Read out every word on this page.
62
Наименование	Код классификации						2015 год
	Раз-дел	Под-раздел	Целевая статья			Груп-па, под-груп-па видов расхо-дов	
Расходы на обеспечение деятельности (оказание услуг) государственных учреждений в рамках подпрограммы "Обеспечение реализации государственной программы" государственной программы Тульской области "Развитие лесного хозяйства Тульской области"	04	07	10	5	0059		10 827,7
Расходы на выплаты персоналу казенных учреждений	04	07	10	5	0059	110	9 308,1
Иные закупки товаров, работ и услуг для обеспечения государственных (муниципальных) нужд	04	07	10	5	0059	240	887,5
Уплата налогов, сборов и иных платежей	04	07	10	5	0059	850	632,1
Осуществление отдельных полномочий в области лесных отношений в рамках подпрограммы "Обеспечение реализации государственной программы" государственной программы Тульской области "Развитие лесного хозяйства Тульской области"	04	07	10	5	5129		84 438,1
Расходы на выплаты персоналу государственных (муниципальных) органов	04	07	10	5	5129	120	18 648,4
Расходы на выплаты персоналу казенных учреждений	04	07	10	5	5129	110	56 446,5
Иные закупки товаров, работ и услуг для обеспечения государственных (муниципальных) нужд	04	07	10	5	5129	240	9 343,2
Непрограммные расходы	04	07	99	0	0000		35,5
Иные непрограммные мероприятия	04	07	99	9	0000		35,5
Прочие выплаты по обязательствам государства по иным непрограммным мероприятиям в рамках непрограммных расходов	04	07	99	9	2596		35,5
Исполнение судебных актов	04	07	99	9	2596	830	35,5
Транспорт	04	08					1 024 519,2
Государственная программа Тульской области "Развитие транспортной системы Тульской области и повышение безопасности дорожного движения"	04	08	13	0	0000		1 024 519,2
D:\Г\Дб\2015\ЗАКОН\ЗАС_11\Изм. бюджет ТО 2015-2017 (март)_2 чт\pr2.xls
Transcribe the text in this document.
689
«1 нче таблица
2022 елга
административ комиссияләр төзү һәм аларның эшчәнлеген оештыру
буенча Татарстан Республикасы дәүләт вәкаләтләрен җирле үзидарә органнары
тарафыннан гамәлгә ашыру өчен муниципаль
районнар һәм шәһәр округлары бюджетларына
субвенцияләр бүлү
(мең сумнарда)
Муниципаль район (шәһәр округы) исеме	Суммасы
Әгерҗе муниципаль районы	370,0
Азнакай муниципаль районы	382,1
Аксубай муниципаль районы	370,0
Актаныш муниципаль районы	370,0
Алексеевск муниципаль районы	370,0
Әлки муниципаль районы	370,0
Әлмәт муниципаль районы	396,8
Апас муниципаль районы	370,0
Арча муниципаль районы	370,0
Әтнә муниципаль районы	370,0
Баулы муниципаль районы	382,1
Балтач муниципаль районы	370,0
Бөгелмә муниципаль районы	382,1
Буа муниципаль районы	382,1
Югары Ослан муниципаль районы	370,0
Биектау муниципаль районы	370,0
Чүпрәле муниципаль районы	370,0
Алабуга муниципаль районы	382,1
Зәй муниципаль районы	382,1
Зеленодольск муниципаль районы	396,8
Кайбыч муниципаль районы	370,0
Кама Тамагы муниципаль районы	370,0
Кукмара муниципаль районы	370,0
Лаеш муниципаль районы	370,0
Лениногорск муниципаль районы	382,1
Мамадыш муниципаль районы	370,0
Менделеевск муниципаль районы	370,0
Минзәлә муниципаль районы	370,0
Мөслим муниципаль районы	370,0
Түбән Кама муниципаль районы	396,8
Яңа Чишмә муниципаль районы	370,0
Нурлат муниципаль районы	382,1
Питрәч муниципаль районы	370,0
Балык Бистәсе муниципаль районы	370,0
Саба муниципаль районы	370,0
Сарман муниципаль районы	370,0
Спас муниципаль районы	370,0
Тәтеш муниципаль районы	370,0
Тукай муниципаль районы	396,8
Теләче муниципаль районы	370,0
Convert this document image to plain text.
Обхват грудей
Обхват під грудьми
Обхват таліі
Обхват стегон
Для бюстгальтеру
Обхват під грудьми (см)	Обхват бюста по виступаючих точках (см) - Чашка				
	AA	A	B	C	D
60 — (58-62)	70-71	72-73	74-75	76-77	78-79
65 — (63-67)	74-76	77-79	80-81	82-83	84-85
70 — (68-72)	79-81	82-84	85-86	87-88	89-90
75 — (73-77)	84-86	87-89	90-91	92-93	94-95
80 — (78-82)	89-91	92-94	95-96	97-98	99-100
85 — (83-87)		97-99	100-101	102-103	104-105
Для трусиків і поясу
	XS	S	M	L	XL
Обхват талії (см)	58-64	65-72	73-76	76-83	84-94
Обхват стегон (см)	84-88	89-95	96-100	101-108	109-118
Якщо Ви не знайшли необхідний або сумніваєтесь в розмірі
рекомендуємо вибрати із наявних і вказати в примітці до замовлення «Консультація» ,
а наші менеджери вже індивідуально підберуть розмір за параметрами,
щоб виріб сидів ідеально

# [GIVEN TASK]
Repeat the entries exactly, all of them.

# [ANSWER TO THIS PROBLEM]
Read out every word on this page.
62
Наименование	Код классификации						2015 год
	Раз-дел	Под-раздел	Целевая статья			Груп-па, под-груп-па видов расхо-дов	
Расходы на обеспечение деятельности (оказание услуг) государственных учреждений в рамках подпрограммы "Обеспечение реализации государственной программы" государственной программы Тульской области "Развитие лесного хозяйства Тульской области"	04	07	10	5	0059		10 827,7
Расходы на выплаты персоналу казенных учреждений	04	07	10	5	0059	110	9 308,1
Иные закупки товаров, работ и услуг для обеспечения государственных (муниципальных) нужд	04	07	10	5	0059	240	887,5
Уплата налогов, сборов и иных платежей	04	07	10	5	0059	850	632,1
Осуществление отдельных полномочий в области лесных отношений в рамках подпрограммы "Обеспечение реализации государственной программы" государственной программы Тульской области "Развитие лесного хозяйства Тульской области"	04	07	10	5	5129		84 438,1
Расходы на выплаты персоналу государственных (муниципальных) органов	04	07	10	5	5129	120	18 648,4
Расходы на выплаты персоналу казенных учреждений	04	07	10	5	5129	110	56 446,5
Иные закупки товаров, работ и услуг для обеспечения государственных (муниципальных) нужд	04	07	10	5	5129	240	9 343,2
Непрограммные расходы	04	07	99	0	0000		35,5
Иные непрограммные мероприятия	04	07	99	9	0000		35,5
Прочие выплаты по обязательствам государства по иным непрограммным мероприятиям в рамках непрограммных расходов	04	07	99	9	2596		35,5
Исполнение судебных актов	04	07	99	9	2596	830	35,5
Транспорт	04	08					1 024 519,2
Государственная программа Тульской области "Развитие транспортной системы Тульской области и повышение безопасности дорожного движения"	04	08	13	0	0000		1 024 519,2
D:\Г\Дб\2015\ЗАКОН\ЗАС_11\Изм. бюджет ТО 2015-2017 (март)_2 чт\pr2.xls
Transcribe the text in this document.
689
«1 нче таблица
2022 елга
административ комиссияләр төзү һәм аларның эшчәнлеген оештыру
буенча Татарстан Республикасы дәүләт вәкаләтләрен җирле үзидарә органнары
тарафыннан гамәлгә ашыру өчен муниципаль
районнар һәм шәһәр округлары бюджетларына
субвенцияләр бүлү
(мең сумнарда)
Муниципаль район (шәһәр округы) исеме	Суммасы
Әгерҗе муниципаль районы	370,0
Азнакай муниципаль районы	382,1
Аксубай муниципаль районы	370,0
Актаныш муниципаль районы	370,0
Алексеевск муниципаль районы	370,0
Әлки муниципаль районы	370,0
Әлмәт муниципаль районы	396,8
Апас муниципаль районы	370,0
Арча муниципаль районы	370,0
Әтнә муниципаль районы	370,0
Баулы муниципаль районы	382,1
Балтач муниципаль районы	370,0
Бөгелмә муниципаль районы	382,1
Буа муниципаль районы	382,1
Югары Ослан муниципаль районы	370,0
Биектау муниципаль районы	370,0
Чүпрәле муниципаль районы	370,0
Алабуга муниципаль районы	382,1
Зәй муниципаль районы	382,1
Зеленодольск муниципаль районы	396,8
Кайбыч муниципаль районы	370,0
Кама Тамагы муниципаль районы	370,0
Кукмара муниципаль районы	370,0
Лаеш муниципаль районы	370,0
Лениногорск муниципаль районы	382,1
Мамадыш муниципаль районы	370,0
Менделеевск муниципаль районы	370,0
Минзәлә муниципаль районы	370,0
Мөслим муниципаль районы	370,0
Түбән Кама муниципаль районы	396,8
Яңа Чишмә муниципаль районы	370,0
Нурлат муниципаль районы	382,1
Питрәч муниципаль районы	370,0
Балык Бистәсе муниципаль районы	370,0
Саба муниципаль районы	370,0
Сарман муниципаль районы	370,0
Спас муниципаль районы	370,0
Тәтеш муниципаль районы	370,0
Тукай муниципаль районы	396,8
Теләче муниципаль районы	370,0
Convert this document image to plain text.
Обхват грудей
Обхват під грудьми
Обхват таліі
Обхват стегон
Для бюстгальтеру
Обхват під грудьми (см)	Обхват бюста по виступаючих точках (см) - Чашка				
	AA	A	B	C	D
60 — (58-62)	70-71	72-73	74-75	76-77	78-79
65 — (63-67)	74-76	77-79	80-81	82-83	84-85
70 — (68-72)	79-81	82-84	85-86	87-88	89-90
75 — (73-77)	84-86	87-89	90-91	92-93	94-95
80 — (78-82)	89-91	92-94	95-96	97-98	99-100
85 — (83-87)		97-99	100-101	102-103	104-105
Для трусиків і поясу
	XS	S	M	L	XL
Обхват талії (см)	58-64	65-72	73-76	76-83	84-94
Обхват стегон (см)	84-88	89-95	96-100	101-108	109-118
Якщо Ви не знайшли необхідний або сумніваєтесь в розмірі
рекомендуємо вибрати із наявних і вказати в примітці до замовлення «Консультація» ,
а наші менеджери вже індивідуально підберуть розмір за параметрами,
щоб виріб сидів ідеально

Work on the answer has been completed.